The problem: Write out the data again exactly, skipping every picture.

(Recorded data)
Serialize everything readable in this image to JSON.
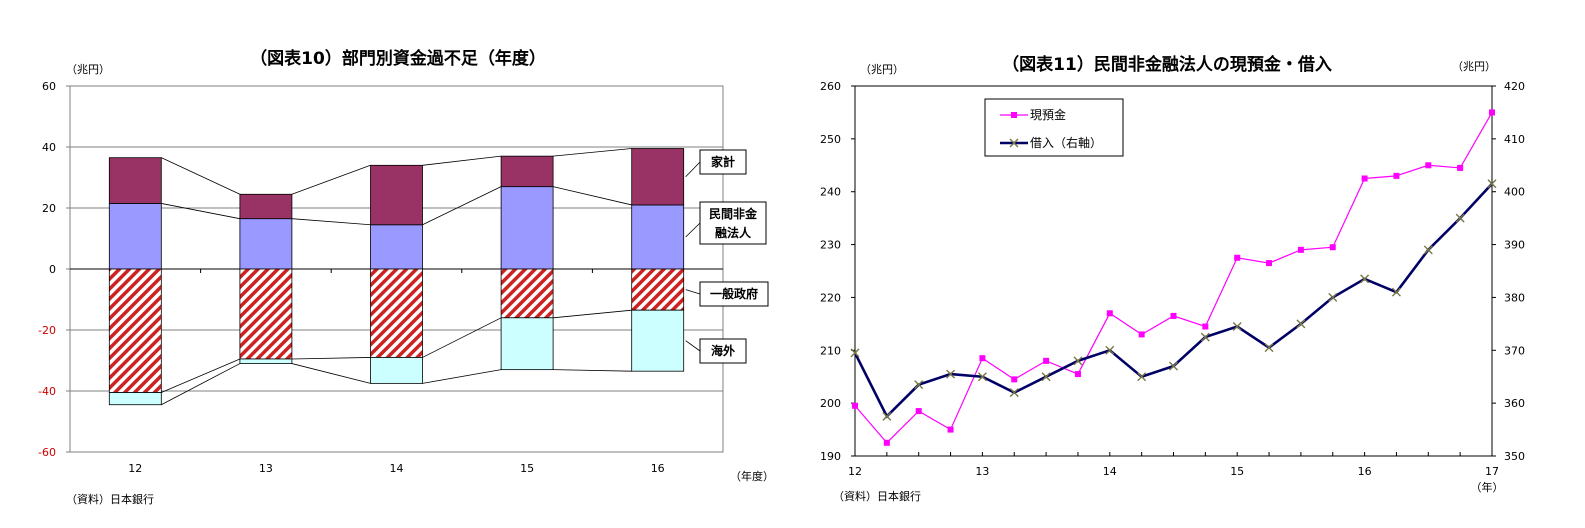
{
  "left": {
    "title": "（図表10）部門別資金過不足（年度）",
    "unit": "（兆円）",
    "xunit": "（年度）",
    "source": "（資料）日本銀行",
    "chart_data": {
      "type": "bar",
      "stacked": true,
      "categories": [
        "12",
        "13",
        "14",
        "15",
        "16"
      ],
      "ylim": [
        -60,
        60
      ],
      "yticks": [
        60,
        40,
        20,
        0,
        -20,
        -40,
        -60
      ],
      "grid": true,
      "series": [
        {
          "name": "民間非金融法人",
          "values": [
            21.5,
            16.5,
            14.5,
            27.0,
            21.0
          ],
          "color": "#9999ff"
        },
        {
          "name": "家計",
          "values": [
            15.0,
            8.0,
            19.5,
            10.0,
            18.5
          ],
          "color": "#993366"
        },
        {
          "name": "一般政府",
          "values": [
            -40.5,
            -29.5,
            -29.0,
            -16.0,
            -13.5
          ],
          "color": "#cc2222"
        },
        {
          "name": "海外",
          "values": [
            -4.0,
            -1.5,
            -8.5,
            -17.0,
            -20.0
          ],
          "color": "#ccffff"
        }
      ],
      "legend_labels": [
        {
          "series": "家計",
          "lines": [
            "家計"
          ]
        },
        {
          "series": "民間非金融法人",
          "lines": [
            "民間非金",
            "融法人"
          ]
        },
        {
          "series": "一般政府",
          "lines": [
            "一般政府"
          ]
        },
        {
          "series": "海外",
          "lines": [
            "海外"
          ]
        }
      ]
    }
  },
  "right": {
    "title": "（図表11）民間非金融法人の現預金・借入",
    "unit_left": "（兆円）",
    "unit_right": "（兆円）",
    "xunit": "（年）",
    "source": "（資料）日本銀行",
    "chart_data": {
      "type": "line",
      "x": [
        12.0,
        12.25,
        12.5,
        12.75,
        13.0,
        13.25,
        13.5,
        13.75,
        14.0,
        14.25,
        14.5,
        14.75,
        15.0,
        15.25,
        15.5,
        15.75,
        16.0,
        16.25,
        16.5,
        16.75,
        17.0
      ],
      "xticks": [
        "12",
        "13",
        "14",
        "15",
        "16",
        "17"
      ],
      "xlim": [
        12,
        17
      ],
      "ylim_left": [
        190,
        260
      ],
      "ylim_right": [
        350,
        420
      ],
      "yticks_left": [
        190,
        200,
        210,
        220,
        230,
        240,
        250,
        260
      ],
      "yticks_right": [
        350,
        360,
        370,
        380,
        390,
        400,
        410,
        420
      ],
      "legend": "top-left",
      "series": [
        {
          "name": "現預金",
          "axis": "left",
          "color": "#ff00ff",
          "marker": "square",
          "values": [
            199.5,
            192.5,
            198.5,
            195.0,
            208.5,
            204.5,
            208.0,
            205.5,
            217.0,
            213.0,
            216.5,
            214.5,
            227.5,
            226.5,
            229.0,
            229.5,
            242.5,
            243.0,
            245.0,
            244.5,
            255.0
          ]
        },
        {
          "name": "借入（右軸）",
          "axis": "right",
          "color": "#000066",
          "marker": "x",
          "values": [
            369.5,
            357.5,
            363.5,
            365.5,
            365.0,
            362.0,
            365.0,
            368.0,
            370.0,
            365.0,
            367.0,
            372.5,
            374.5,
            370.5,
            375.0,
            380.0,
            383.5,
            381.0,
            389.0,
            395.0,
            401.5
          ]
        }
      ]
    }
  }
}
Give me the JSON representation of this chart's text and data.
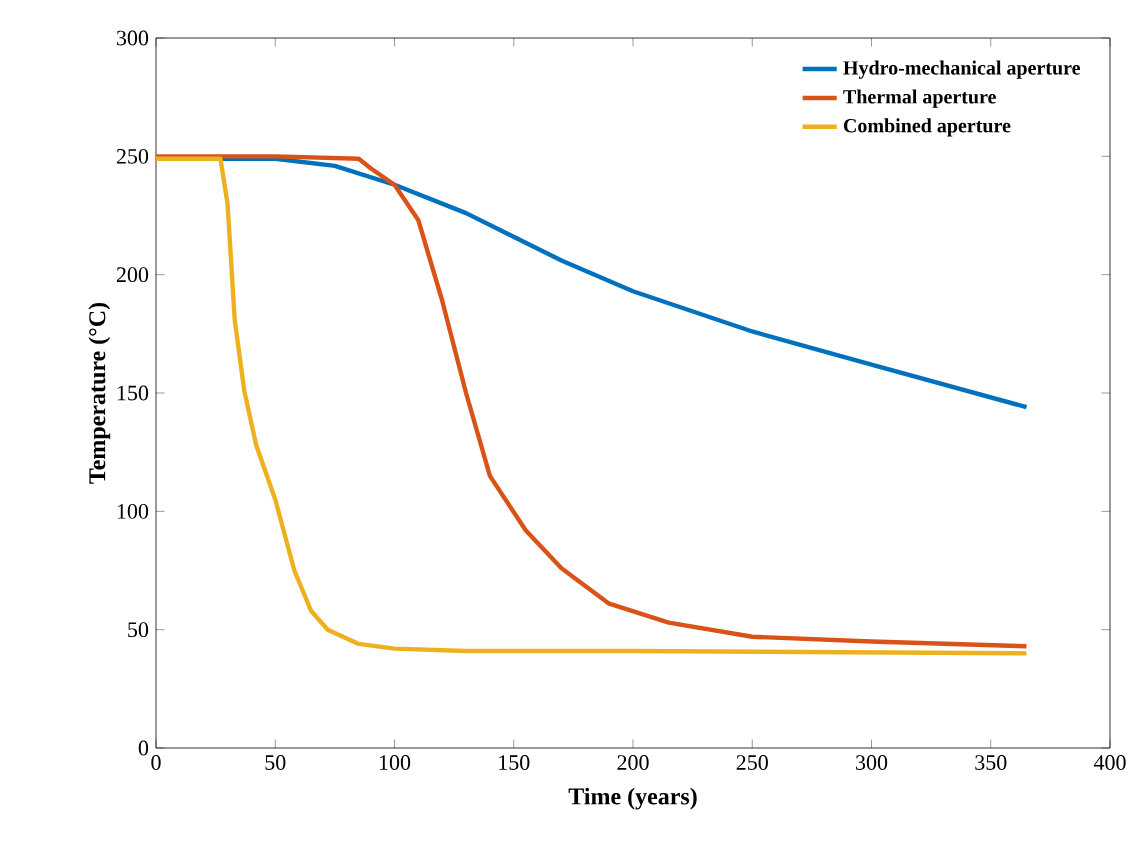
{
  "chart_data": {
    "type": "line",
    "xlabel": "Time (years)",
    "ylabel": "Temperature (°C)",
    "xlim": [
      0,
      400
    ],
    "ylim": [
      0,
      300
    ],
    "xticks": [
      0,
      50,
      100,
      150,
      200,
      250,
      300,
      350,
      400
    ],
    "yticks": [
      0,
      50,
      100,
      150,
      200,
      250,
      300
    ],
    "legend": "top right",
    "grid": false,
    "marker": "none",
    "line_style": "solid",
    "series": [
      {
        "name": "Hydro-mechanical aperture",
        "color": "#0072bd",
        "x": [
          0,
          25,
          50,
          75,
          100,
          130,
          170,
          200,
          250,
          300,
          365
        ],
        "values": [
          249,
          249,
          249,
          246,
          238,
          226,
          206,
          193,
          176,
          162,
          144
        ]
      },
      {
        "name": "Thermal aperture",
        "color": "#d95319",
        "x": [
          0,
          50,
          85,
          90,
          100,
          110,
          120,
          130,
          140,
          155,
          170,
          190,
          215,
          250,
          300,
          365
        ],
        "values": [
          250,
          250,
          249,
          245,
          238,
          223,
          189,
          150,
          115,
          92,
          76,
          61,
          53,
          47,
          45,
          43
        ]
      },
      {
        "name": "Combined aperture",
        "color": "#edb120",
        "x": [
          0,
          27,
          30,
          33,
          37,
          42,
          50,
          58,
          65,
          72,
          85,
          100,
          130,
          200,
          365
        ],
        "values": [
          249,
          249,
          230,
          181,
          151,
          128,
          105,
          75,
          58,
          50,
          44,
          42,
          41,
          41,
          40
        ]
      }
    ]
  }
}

Reply to the exercise:
Serialize everything readable in this image to JSON.
{
  "left": {
    "title": "（図表10）部門別資金過不足（年度）",
    "unit": "（兆円）",
    "xunit": "（年度）",
    "source": "（資料）日本銀行",
    "chart_data": {
      "type": "bar",
      "stacked": true,
      "categories": [
        "12",
        "13",
        "14",
        "15",
        "16"
      ],
      "ylim": [
        -60,
        60
      ],
      "yticks": [
        60,
        40,
        20,
        0,
        -20,
        -40,
        -60
      ],
      "grid": true,
      "series": [
        {
          "name": "民間非金融法人",
          "values": [
            21.5,
            16.5,
            14.5,
            27.0,
            21.0
          ],
          "color": "#9999ff"
        },
        {
          "name": "家計",
          "values": [
            15.0,
            8.0,
            19.5,
            10.0,
            18.5
          ],
          "color": "#993366"
        },
        {
          "name": "一般政府",
          "values": [
            -40.5,
            -29.5,
            -29.0,
            -16.0,
            -13.5
          ],
          "color": "#cc2222"
        },
        {
          "name": "海外",
          "values": [
            -4.0,
            -1.5,
            -8.5,
            -17.0,
            -20.0
          ],
          "color": "#ccffff"
        }
      ],
      "legend_labels": [
        {
          "series": "家計",
          "lines": [
            "家計"
          ]
        },
        {
          "series": "民間非金融法人",
          "lines": [
            "民間非金",
            "融法人"
          ]
        },
        {
          "series": "一般政府",
          "lines": [
            "一般政府"
          ]
        },
        {
          "series": "海外",
          "lines": [
            "海外"
          ]
        }
      ]
    }
  },
  "right": {
    "title": "（図表11）民間非金融法人の現預金・借入",
    "unit_left": "（兆円）",
    "unit_right": "（兆円）",
    "xunit": "（年）",
    "source": "（資料）日本銀行",
    "chart_data": {
      "type": "line",
      "x": [
        12.0,
        12.25,
        12.5,
        12.75,
        13.0,
        13.25,
        13.5,
        13.75,
        14.0,
        14.25,
        14.5,
        14.75,
        15.0,
        15.25,
        15.5,
        15.75,
        16.0,
        16.25,
        16.5,
        16.75,
        17.0
      ],
      "xticks": [
        "12",
        "13",
        "14",
        "15",
        "16",
        "17"
      ],
      "xlim": [
        12,
        17
      ],
      "ylim_left": [
        190,
        260
      ],
      "ylim_right": [
        350,
        420
      ],
      "yticks_left": [
        190,
        200,
        210,
        220,
        230,
        240,
        250,
        260
      ],
      "yticks_right": [
        350,
        360,
        370,
        380,
        390,
        400,
        410,
        420
      ],
      "legend": "top-left",
      "series": [
        {
          "name": "現預金",
          "axis": "left",
          "color": "#ff00ff",
          "marker": "square",
          "values": [
            199.5,
            192.5,
            198.5,
            195.0,
            208.5,
            204.5,
            208.0,
            205.5,
            217.0,
            213.0,
            216.5,
            214.5,
            227.5,
            226.5,
            229.0,
            229.5,
            242.5,
            243.0,
            245.0,
            244.5,
            255.0
          ]
        },
        {
          "name": "借入（右軸）",
          "axis": "right",
          "color": "#000066",
          "marker": "x",
          "values": [
            369.5,
            357.5,
            363.5,
            365.5,
            365.0,
            362.0,
            365.0,
            368.0,
            370.0,
            365.0,
            367.0,
            372.5,
            374.5,
            370.5,
            375.0,
            380.0,
            383.5,
            381.0,
            389.0,
            395.0,
            401.5
          ]
        }
      ]
    }
  }
}
Give me the JSON representation of this chart's text and data.
{
  "chart_data": {
    "type": "line",
    "xlabel": "Time (years)",
    "ylabel": "Temperature (°C)",
    "xlim": [
      0,
      400
    ],
    "ylim": [
      0,
      300
    ],
    "xticks": [
      0,
      50,
      100,
      150,
      200,
      250,
      300,
      350,
      400
    ],
    "yticks": [
      0,
      50,
      100,
      150,
      200,
      250,
      300
    ],
    "legend": "top right",
    "grid": false,
    "marker": "none",
    "line_style": "solid",
    "series": [
      {
        "name": "Hydro-mechanical aperture",
        "color": "#0072bd",
        "x": [
          0,
          25,
          50,
          75,
          100,
          130,
          170,
          200,
          250,
          300,
          365
        ],
        "values": [
          249,
          249,
          249,
          246,
          238,
          226,
          206,
          193,
          176,
          162,
          144
        ]
      },
      {
        "name": "Thermal aperture",
        "color": "#d95319",
        "x": [
          0,
          50,
          85,
          90,
          100,
          110,
          120,
          130,
          140,
          155,
          170,
          190,
          215,
          250,
          300,
          365
        ],
        "values": [
          250,
          250,
          249,
          245,
          238,
          223,
          189,
          150,
          115,
          92,
          76,
          61,
          53,
          47,
          45,
          43
        ]
      },
      {
        "name": "Combined aperture",
        "color": "#edb120",
        "x": [
          0,
          27,
          30,
          33,
          37,
          42,
          50,
          58,
          65,
          72,
          85,
          100,
          130,
          200,
          365
        ],
        "values": [
          249,
          249,
          230,
          181,
          151,
          128,
          105,
          75,
          58,
          50,
          44,
          42,
          41,
          41,
          40
        ]
      }
    ]
  }
}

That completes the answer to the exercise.